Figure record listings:
-- -- --

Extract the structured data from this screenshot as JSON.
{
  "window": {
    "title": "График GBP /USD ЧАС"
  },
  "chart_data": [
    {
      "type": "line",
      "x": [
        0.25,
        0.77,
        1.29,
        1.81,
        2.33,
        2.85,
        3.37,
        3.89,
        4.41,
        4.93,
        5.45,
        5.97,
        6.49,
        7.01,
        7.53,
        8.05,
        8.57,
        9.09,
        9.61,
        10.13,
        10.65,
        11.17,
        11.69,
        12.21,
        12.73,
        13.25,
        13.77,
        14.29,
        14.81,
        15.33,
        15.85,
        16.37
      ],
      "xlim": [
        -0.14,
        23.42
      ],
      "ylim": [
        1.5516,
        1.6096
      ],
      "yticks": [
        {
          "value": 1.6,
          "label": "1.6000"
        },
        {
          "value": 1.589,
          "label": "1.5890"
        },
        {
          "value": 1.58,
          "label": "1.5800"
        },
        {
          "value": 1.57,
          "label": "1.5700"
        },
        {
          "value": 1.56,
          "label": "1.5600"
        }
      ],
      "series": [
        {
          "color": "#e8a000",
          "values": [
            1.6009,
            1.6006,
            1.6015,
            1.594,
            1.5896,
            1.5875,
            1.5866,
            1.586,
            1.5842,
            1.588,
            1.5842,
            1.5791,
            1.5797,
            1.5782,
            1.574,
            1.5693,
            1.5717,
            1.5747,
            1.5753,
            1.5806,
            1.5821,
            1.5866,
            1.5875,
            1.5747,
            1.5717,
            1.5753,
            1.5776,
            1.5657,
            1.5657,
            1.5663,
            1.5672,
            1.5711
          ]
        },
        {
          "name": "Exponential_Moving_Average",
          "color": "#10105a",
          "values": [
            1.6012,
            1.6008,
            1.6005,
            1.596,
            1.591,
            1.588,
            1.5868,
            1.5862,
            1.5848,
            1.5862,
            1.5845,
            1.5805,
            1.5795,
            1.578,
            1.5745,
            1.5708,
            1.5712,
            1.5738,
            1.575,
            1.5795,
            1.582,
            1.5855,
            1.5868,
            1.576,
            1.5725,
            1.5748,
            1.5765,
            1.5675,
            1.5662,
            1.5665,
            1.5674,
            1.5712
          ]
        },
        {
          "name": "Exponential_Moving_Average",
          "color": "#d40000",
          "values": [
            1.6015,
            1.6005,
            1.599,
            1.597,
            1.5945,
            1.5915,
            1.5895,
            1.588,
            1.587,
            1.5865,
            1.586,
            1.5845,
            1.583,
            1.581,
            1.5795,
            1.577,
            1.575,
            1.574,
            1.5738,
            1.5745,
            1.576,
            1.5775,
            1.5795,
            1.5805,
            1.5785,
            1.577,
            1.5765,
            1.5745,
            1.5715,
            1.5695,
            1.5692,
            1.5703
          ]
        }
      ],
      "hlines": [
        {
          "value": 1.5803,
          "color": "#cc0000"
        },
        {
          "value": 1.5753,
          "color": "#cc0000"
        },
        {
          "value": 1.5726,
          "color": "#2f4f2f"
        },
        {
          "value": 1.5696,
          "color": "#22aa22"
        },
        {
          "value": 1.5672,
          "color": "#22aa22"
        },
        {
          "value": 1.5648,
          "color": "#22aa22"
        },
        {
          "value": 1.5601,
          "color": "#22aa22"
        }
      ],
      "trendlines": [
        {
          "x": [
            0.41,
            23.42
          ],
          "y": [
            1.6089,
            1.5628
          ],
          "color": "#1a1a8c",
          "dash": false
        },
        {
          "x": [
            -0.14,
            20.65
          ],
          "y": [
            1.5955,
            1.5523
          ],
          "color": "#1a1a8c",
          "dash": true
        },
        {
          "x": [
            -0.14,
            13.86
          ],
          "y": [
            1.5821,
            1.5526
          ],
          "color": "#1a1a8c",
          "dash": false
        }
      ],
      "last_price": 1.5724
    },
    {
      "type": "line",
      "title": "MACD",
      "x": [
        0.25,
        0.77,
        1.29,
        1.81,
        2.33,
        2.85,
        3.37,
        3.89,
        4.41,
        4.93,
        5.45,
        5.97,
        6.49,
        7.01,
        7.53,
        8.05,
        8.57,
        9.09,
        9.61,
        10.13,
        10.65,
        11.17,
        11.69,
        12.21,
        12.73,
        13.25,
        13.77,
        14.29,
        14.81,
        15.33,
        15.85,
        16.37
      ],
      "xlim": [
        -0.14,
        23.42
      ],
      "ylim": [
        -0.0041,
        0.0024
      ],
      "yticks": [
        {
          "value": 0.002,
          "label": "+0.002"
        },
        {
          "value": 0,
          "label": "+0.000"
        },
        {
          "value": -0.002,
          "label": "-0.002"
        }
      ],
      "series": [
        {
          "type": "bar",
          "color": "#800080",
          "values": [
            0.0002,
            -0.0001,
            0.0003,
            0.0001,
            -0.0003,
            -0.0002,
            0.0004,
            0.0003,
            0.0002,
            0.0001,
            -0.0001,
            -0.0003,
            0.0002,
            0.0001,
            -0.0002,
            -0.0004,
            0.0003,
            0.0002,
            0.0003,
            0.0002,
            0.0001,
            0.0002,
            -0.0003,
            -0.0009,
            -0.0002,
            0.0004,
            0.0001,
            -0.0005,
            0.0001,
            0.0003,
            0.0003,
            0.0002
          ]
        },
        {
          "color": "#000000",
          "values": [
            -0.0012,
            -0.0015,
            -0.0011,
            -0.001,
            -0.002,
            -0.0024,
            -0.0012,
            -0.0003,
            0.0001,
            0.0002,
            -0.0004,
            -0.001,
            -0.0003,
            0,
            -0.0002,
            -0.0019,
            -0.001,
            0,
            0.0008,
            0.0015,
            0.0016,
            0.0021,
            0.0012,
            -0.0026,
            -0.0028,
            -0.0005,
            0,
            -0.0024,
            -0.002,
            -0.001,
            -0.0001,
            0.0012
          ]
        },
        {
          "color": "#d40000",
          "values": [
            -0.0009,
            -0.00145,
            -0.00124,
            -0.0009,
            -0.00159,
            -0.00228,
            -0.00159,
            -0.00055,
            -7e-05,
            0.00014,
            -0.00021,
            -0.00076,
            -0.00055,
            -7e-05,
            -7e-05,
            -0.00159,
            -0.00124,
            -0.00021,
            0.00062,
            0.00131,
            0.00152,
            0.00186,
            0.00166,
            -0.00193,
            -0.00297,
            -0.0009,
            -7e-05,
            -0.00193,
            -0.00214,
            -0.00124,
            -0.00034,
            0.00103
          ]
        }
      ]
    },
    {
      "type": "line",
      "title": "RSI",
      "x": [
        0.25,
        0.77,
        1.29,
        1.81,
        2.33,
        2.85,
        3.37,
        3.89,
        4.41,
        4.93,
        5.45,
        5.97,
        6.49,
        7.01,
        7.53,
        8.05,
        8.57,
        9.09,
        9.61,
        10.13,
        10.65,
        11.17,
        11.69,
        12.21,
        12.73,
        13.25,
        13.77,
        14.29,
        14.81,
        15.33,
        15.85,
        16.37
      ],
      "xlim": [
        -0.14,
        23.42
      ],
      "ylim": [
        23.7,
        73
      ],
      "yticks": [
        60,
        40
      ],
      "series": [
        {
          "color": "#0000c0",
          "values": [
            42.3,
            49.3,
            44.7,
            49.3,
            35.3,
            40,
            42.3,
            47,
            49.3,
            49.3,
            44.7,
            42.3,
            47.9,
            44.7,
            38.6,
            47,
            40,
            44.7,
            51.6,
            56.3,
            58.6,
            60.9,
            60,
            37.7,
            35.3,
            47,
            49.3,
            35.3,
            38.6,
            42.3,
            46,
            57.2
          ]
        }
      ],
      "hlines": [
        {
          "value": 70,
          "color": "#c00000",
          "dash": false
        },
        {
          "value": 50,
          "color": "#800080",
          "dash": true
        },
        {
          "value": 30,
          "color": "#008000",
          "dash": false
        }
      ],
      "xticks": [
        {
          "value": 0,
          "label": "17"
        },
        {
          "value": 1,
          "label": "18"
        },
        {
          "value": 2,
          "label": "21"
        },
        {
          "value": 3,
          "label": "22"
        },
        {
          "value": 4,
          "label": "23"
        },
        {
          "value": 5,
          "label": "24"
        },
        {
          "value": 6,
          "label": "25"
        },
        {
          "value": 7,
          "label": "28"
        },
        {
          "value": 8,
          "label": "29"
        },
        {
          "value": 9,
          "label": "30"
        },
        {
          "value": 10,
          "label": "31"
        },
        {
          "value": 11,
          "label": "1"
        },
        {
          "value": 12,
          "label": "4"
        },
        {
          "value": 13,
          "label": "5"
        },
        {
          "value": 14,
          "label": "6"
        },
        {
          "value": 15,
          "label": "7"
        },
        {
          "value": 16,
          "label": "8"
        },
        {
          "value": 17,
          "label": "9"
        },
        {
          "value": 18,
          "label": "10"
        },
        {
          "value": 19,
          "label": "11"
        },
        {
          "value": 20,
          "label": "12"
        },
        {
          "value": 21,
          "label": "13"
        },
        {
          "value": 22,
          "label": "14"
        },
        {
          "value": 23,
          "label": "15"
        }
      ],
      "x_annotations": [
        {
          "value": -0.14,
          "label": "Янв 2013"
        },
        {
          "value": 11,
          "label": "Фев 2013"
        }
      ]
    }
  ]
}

-- -- --

## Task requirements
Keep only the lines that hold the string "title", and copy them out.

## Written reply
    "title": "График GBP /USD ЧАС"
      "title": "MACD",
      "title": "RSI",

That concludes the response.